AIM: All lines in the data bearing the string "فذكره" should be identified and copied.

* START *

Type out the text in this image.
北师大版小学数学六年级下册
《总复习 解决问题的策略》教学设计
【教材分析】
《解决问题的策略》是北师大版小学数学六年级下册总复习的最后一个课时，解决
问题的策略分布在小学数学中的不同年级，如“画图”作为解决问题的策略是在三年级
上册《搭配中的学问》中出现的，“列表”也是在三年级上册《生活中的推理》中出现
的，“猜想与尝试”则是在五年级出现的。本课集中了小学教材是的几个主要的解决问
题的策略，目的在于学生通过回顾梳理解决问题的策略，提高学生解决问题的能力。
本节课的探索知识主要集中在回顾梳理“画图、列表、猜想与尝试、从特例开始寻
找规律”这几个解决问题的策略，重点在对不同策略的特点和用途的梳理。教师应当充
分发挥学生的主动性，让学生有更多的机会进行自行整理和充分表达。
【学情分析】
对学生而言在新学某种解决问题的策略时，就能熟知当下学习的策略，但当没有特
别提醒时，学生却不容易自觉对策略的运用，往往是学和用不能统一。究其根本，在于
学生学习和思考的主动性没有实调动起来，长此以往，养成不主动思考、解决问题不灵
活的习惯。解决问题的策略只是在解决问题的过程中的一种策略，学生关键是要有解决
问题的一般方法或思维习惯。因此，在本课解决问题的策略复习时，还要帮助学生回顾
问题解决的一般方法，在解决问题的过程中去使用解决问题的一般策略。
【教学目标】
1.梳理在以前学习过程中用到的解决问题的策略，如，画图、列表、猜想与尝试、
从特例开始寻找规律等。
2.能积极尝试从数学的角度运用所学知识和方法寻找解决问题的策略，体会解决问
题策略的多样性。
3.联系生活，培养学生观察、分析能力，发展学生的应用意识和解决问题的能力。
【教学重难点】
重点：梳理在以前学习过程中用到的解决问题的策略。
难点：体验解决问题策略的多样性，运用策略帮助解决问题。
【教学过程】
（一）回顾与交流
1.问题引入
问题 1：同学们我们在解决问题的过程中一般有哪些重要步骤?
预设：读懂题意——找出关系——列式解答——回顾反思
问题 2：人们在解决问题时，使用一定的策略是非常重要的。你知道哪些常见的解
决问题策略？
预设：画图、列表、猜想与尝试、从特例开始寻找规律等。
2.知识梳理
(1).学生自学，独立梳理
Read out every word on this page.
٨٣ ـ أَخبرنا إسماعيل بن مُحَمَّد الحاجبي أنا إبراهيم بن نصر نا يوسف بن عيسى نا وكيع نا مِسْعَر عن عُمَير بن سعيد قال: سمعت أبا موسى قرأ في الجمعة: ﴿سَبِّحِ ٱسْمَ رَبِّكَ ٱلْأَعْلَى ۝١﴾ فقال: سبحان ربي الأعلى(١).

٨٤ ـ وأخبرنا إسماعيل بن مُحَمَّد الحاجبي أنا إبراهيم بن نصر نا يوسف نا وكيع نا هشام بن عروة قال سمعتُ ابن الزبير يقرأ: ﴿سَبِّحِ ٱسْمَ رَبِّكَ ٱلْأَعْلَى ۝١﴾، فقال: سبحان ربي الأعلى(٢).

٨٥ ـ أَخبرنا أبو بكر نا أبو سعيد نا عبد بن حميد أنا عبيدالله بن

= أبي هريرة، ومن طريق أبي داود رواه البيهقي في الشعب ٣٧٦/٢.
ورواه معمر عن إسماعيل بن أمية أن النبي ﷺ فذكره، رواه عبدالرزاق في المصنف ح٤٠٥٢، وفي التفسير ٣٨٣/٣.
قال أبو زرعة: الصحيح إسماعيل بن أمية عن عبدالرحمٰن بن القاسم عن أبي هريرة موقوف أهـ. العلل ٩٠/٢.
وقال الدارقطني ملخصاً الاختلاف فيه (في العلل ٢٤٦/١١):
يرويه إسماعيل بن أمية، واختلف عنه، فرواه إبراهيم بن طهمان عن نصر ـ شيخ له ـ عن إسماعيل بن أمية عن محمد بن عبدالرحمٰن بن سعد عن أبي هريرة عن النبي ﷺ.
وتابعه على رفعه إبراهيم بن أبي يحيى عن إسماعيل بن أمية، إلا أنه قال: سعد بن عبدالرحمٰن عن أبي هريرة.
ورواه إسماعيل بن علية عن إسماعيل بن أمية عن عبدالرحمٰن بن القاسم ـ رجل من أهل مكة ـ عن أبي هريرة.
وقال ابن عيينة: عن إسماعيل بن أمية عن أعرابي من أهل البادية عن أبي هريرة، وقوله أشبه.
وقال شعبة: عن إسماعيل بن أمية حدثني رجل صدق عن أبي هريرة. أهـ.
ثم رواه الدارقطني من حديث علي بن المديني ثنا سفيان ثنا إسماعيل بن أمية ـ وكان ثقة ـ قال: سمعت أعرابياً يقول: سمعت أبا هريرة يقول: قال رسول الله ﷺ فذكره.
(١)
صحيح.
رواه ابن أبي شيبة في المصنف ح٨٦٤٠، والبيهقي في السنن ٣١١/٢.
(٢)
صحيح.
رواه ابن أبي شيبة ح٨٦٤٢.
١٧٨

* END *

RESPONSE TO THE EXERCISE:
ورواه معمر عن إسماعيل بن أمية أن النبي ﷺ فذكره، رواه عبدالرزاق في المصنف ح٤٠٥٢، وفي التفسير ٣٨٣/٣.
ثم رواه الدارقطني من حديث علي بن المديني ثنا سفيان ثنا إسماعيل بن أمية ـ وكان ثقة ـ قال: سمعت أعرابياً يقول: سمعت أبا هريرة يقول: قال رسول الله ﷺ فذكره.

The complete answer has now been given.